>>>

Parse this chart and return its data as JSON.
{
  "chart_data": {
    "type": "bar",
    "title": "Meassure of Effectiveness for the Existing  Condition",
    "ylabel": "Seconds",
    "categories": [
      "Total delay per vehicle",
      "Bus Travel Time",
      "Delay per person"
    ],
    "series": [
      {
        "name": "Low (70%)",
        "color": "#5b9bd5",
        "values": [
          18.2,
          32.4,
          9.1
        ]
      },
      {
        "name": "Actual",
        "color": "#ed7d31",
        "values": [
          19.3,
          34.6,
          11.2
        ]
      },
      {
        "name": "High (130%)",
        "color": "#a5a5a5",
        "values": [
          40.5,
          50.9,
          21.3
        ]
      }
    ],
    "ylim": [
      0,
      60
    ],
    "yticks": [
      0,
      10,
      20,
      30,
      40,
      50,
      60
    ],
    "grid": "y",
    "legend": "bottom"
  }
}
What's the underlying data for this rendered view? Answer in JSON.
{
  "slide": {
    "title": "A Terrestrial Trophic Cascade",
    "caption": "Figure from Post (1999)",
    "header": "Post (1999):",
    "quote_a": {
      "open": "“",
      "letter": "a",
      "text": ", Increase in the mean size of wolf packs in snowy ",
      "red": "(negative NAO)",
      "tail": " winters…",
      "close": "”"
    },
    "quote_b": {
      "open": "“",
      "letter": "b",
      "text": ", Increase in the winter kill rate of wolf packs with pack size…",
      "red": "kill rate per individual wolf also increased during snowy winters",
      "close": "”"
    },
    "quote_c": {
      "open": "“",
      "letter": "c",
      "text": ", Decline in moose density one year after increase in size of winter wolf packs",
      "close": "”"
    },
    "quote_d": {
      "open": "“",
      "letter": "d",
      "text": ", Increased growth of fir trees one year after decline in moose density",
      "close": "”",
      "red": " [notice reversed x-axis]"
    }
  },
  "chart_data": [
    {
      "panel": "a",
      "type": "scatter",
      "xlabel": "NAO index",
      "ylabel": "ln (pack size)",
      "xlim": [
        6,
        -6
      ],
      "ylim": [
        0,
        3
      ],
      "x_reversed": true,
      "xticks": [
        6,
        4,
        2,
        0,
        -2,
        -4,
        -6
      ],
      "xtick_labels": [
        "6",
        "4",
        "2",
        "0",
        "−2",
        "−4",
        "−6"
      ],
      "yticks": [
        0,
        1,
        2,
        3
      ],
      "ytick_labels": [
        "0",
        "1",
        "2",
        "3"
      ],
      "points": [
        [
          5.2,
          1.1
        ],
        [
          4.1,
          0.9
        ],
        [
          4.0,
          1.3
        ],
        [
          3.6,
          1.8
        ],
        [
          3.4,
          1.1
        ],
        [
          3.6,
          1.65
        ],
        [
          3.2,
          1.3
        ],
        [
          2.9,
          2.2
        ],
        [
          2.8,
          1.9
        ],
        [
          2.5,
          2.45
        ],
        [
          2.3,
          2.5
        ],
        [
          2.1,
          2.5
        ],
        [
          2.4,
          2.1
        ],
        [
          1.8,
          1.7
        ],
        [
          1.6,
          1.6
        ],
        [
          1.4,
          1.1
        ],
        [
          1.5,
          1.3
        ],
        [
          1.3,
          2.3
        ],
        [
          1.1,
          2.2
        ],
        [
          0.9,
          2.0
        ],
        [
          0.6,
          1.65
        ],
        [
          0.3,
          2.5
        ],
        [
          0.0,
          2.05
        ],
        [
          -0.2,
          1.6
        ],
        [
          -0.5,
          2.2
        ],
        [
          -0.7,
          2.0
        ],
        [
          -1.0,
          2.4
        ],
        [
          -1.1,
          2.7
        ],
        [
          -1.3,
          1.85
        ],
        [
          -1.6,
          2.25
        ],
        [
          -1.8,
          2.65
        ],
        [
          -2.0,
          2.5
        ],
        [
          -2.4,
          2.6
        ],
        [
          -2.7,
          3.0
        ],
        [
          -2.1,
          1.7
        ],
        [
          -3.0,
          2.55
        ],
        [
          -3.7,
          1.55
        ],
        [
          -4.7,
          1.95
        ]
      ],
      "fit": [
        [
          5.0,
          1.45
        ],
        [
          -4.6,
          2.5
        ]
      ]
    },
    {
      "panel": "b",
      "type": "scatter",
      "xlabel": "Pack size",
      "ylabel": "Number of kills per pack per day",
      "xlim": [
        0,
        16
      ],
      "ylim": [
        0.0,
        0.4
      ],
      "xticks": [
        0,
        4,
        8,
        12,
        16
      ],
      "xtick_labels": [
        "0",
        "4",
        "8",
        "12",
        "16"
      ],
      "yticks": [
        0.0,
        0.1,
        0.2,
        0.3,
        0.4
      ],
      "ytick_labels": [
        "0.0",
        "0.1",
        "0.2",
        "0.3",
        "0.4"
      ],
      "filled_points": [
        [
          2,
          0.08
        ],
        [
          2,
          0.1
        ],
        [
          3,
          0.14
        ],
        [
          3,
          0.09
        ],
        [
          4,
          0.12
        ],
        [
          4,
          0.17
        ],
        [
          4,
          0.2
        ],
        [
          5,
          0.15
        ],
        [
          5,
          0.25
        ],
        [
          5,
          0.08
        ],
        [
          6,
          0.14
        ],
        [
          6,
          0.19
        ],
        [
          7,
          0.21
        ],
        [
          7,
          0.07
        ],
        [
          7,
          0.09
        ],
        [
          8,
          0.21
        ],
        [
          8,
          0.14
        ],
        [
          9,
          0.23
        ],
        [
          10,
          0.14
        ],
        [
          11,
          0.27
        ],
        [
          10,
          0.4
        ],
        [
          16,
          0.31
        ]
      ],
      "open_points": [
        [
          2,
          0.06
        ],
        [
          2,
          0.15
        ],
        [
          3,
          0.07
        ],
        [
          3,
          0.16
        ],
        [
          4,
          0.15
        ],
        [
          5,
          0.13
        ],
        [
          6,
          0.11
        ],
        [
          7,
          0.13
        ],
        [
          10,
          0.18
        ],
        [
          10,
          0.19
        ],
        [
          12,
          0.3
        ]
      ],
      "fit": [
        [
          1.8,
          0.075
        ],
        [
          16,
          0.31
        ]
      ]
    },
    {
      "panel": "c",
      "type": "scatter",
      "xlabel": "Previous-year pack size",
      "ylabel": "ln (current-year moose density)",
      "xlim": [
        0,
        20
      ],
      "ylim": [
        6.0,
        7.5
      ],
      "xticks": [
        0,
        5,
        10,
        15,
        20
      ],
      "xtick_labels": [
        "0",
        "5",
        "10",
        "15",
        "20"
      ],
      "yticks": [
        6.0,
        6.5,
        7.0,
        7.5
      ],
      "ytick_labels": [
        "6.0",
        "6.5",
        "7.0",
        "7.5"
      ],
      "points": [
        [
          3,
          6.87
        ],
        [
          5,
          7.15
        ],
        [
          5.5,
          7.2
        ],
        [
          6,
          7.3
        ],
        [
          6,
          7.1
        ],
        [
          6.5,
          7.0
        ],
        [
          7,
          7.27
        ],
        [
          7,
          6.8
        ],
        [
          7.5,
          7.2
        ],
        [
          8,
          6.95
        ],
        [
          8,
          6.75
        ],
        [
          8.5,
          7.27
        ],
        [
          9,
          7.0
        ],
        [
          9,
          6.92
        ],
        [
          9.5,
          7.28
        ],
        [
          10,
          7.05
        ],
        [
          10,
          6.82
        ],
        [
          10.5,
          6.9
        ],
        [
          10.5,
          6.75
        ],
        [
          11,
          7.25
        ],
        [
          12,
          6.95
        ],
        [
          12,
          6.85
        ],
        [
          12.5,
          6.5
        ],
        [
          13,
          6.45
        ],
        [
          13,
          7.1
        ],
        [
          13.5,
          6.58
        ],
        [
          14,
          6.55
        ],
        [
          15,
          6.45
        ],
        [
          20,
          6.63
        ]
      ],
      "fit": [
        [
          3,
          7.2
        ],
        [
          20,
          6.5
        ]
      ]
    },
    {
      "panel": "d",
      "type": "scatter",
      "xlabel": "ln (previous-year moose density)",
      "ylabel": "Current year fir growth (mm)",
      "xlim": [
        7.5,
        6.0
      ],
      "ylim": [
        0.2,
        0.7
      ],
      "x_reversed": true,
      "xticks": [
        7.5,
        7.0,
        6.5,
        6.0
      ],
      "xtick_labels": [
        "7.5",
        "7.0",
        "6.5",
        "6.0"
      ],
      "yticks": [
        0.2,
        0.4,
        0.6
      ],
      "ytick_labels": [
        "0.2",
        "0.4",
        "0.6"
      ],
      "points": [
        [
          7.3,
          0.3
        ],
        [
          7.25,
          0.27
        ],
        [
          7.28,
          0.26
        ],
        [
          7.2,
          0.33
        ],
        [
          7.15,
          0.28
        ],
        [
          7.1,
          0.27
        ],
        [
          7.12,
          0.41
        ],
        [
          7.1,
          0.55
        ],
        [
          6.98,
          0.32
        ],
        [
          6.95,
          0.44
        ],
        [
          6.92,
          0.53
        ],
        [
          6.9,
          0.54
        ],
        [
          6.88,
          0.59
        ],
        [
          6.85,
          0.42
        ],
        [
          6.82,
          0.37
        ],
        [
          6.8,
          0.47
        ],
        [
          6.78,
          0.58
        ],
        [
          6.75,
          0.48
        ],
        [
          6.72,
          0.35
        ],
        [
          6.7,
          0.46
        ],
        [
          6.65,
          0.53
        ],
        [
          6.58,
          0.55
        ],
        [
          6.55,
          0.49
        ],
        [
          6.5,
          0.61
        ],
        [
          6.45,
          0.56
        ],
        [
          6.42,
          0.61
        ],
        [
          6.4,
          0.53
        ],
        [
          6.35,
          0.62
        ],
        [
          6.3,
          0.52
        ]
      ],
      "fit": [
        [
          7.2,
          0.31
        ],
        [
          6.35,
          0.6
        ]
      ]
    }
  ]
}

<<<

- **Task prompt**:
Make a list of all lines in the data that contain "text".

- **Output of the exercise**:
      "text": ", Increase in the mean size of wolf packs in snowy ",
      "text": ", Increase in the winter kill rate of wolf packs with pack size…",
      "text": ", Decline in moose density one year after increase in size of winter wolf packs",
      "text": ", Increased growth of fir trees one year after decline in moose density",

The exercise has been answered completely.